Although some of the COX-2 metabolites and
prostaglandins have been implicated in
stroke and excitotoxicity, the role of
prostaglandin F(2alpha) (
PGF(2alpha)) and its
FP receptor have not been elucidated in the pathogenesis of ischemic-reperfusion (I/R)
brain injury. Here we investigated the
FP receptor's contribution in a unilateral middle cerebral artery (MCA) occlusion model of focal
cerebral ischemia in mice. The MCA in wild type (WT) and FP knockout (FP(-/-)) C57BL/6 male mice was transiently occluded with a monofilament for 90 min. After 96 h of reperfusion, the FP(-/-) mice had 25.3% less neurological deficit (P < 0.05) and 34.4% smaller
infarct volumes (P < 0.05) than those of the WT mice. In a separate cohort, physiological parameters were monitored before, during, and after
ischemia, and the results revealed no differences between the groups. Because excitotoxicity is an acute mediator of
stroke outcome, the effect of acute
NMDA-induced neurotoxicity was also tested. Forty-eight hours after unilateral intrastriatal
NMDA injection, excitotoxic brain damage was 20.8% less extensive in the FP(-/-) mice (P < 0.05) than in the WT counterparts, further supporting the toxic contribution of the
FP receptor in I/R injury. Additionally, we investigated the effect of post-treatment with the FP agonist
latanoprost in mice subjected to MCA occlusion; such treatment resulted in an increase in neurological deficit and
infarct size in WT mice (P < 0.05), though no effects were observed in the
latanoprost-treated FP(-/-) mice. Together, the results suggest that the
PGF(2alpha)
FP receptor significantly enhances cerebral ischemic and excitotoxic
brain injury and that these results are of importance when planning for potential development of therapeutic drugs to treat
stroke and its acute and/or long term consequences.

[Dataset entries]
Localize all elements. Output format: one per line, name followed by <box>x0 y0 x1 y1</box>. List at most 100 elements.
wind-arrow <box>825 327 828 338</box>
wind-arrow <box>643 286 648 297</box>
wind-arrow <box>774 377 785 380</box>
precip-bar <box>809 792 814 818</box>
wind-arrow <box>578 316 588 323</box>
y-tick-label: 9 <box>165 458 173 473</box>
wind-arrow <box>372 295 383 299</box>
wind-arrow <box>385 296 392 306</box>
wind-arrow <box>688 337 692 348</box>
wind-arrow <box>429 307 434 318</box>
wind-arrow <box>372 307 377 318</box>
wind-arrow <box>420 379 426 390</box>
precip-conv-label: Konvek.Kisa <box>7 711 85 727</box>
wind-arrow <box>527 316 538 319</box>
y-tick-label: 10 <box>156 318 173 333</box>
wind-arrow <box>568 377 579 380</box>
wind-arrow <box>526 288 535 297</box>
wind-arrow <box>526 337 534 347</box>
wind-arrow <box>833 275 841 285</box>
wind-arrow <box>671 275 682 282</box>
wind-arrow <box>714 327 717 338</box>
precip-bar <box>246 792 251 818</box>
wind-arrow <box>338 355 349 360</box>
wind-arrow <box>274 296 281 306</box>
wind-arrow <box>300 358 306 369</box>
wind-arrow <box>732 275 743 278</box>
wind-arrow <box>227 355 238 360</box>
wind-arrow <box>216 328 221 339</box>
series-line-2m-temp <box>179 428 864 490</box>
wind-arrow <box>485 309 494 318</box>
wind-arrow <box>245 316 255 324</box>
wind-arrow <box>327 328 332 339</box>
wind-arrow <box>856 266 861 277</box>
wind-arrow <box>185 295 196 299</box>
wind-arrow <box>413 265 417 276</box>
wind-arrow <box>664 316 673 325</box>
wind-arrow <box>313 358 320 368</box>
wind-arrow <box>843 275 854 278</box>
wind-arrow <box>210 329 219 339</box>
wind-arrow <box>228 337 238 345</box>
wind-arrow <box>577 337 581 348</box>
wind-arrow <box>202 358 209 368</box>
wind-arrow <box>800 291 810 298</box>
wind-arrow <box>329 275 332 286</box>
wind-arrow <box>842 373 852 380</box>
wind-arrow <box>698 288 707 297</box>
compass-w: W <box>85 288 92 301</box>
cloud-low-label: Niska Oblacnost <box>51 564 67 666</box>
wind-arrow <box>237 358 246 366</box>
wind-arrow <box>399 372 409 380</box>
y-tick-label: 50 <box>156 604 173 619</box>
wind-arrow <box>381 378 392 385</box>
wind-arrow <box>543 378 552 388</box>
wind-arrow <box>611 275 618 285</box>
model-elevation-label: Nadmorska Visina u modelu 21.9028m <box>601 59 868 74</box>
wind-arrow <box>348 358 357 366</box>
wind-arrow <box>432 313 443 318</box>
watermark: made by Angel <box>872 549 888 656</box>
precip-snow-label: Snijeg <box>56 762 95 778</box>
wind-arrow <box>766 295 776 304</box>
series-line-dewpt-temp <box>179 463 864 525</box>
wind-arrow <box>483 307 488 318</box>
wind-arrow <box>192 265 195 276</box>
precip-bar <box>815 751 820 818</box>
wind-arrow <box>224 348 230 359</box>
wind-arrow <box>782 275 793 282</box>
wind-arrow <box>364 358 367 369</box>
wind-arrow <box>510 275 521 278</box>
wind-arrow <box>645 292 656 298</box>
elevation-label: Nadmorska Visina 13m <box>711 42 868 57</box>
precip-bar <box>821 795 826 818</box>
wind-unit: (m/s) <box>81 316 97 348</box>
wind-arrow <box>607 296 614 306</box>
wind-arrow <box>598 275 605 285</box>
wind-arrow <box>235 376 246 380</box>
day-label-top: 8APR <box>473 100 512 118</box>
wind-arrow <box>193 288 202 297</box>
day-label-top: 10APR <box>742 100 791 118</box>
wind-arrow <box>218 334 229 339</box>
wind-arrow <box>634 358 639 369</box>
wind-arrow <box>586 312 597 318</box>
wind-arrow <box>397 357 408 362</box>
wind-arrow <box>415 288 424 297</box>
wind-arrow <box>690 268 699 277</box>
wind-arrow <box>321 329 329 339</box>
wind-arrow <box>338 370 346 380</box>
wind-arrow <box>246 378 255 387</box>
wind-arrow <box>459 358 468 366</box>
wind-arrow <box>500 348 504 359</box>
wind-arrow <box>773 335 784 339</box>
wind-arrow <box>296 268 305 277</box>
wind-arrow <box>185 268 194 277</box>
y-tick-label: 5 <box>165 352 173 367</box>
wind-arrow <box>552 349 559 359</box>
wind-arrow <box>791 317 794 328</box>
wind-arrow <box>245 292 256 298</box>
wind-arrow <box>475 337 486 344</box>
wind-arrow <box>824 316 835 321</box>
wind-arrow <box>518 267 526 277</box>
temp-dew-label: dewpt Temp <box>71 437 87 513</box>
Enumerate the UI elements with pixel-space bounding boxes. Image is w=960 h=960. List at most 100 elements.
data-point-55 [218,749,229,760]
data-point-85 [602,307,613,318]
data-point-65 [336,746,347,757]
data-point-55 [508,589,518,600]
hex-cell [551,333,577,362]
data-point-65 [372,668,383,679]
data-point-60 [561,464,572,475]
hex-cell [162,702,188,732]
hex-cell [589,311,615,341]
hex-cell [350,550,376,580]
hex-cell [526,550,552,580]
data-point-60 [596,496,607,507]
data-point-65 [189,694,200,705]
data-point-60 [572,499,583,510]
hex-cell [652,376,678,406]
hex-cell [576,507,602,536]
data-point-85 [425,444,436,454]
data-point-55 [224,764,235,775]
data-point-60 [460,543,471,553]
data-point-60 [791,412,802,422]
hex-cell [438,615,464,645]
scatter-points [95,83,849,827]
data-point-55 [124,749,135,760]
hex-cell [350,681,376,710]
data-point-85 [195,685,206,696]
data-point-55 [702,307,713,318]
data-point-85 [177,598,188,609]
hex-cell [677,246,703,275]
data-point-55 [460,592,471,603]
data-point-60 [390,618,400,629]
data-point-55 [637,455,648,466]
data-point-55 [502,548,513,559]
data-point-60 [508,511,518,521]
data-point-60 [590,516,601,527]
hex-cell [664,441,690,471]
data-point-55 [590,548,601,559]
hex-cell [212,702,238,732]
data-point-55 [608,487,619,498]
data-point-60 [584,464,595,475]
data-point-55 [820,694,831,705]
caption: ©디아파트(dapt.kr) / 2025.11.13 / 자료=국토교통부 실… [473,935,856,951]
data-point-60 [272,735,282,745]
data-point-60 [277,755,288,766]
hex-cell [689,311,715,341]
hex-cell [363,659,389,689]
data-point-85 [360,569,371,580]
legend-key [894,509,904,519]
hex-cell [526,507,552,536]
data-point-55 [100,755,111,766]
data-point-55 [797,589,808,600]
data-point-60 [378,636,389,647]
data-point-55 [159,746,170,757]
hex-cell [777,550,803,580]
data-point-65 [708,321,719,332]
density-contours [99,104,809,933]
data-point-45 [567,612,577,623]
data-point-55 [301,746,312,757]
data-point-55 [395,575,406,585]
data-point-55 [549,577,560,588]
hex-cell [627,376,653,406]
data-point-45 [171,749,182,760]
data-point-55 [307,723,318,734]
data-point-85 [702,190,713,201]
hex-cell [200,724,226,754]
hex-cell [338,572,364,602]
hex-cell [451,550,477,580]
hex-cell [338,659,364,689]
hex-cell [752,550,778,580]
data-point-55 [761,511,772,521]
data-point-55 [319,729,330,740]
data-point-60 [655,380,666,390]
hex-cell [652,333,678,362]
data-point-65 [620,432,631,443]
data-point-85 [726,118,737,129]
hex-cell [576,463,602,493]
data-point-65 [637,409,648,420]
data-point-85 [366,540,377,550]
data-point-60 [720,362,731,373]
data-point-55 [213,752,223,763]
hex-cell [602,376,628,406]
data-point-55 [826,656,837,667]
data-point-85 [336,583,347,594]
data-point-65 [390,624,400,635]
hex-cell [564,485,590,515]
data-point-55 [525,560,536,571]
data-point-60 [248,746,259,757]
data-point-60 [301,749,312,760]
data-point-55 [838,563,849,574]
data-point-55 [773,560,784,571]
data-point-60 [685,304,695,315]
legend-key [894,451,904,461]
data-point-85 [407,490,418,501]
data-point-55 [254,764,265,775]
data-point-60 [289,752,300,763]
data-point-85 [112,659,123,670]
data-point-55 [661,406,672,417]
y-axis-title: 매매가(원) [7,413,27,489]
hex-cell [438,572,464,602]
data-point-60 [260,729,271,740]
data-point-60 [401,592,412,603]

» INSTRUCTIONS:
A) Answer these questions about the stroke study abstract:
(i) For how long was the middle cerebral artery blocked in the mice?
(ii) How much less extensive was the brain damage in the FP(-/-) mice after the NMDA injection?
(iii) Which FP agonist was given to the mice after the artery was blocked?
B) In the stroke study abstract, rewrite the part that opens with the words "FP receptor significantly" and closes with "long term consequences.", changing "therapeutic drugs" to "medicines".

» WRITTEN ANSWERS:
A)
(i) 90 minutes.
(ii) 20.8% less extensive.
(iii) Latanoprost.

B)
FP receptor significantly enhances cerebral ischemic and excitotoxic
brain injury and that these results are of importance when planning for potential development of medicines to treat
stroke and its acute and/or long term consequences.